YOUR OBJECTIVE: Send back the records in full, character for character.
---
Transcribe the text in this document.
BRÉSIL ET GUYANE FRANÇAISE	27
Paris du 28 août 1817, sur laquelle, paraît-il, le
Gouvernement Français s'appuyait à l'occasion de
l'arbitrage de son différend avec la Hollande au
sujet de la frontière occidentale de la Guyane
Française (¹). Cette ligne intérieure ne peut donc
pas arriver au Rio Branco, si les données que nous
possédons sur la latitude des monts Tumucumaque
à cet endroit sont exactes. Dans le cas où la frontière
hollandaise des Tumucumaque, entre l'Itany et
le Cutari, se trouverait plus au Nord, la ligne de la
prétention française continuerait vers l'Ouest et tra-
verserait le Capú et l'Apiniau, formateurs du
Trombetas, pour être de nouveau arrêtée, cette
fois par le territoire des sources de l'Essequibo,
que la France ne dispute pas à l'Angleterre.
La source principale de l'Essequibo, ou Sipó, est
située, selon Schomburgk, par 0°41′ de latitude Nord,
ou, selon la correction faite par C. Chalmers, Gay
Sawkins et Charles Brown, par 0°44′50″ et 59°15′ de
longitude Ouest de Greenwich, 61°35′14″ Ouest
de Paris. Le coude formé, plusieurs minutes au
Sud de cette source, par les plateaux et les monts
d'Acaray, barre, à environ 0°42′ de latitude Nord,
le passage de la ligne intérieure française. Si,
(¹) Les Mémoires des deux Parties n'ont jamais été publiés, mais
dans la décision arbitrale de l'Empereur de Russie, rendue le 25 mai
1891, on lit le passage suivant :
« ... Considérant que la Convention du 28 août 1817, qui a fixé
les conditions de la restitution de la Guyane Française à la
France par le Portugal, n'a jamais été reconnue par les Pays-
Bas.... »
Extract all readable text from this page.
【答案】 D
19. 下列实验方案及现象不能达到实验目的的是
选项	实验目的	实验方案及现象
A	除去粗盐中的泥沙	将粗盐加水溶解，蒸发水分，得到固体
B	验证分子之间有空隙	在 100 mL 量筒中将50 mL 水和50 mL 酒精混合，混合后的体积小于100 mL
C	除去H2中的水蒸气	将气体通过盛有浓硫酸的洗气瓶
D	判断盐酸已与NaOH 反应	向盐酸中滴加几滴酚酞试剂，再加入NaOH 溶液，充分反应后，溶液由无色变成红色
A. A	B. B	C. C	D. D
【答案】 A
---
WRITTEN RESPONSE:
Transcribe the text in this document.
BRÉSIL ET GUYANE FRANÇAISE	27
Paris du 28 août 1817, sur laquelle, paraît-il, le
Gouvernement Français s'appuyait à l'occasion de
l'arbitrage de son différend avec la Hollande au
sujet de la frontière occidentale de la Guyane
Française (¹). Cette ligne intérieure ne peut donc
pas arriver au Rio Branco, si les données que nous
possédons sur la latitude des monts Tumucumaque
à cet endroit sont exactes. Dans le cas où la frontière
hollandaise des Tumucumaque, entre l'Itany et
le Cutari, se trouverait plus au Nord, la ligne de la
prétention française continuerait vers l'Ouest et tra-
verserait le Capú et l'Apiniau, formateurs du
Trombetas, pour être de nouveau arrêtée, cette
fois par le territoire des sources de l'Essequibo,
que la France ne dispute pas à l'Angleterre.
La source principale de l'Essequibo, ou Sipó, est
située, selon Schomburgk, par 0°41′ de latitude Nord,
ou, selon la correction faite par C. Chalmers, Gay
Sawkins et Charles Brown, par 0°44′50″ et 59°15′ de
longitude Ouest de Greenwich, 61°35′14″ Ouest
de Paris. Le coude formé, plusieurs minutes au
Sud de cette source, par les plateaux et les monts
d'Acaray, barre, à environ 0°42′ de latitude Nord,
le passage de la ligne intérieure française. Si,
(¹) Les Mémoires des deux Parties n'ont jamais été publiés, mais
dans la décision arbitrale de l'Empereur de Russie, rendue le 25 mai
1891, on lit le passage suivant :
« ... Considérant que la Convention du 28 août 1817, qui a fixé
les conditions de la restitution de la Guyane Française à la
France par le Portugal, n'a jamais été reconnue par les Pays-
Bas.... »
Extract all readable text from this page.
【答案】 D
19. 下列实验方案及现象不能达到实验目的的是
选项	实验目的	实验方案及现象
A	除去粗盐中的泥沙	将粗盐加水溶解，蒸发水分，得到固体
B	验证分子之间有空隙	在 100 mL 量筒中将50 mL 水和50 mL 酒精混合，混合后的体积小于100 mL
C	除去H2中的水蒸气	将气体通过盛有浓硫酸的洗气瓶
D	判断盐酸已与NaOH 反应	向盐酸中滴加几滴酚酞试剂，再加入NaOH 溶液，充分反应后，溶液由无色变成红色
A. A	B. B	C. C	D. D
【答案】 A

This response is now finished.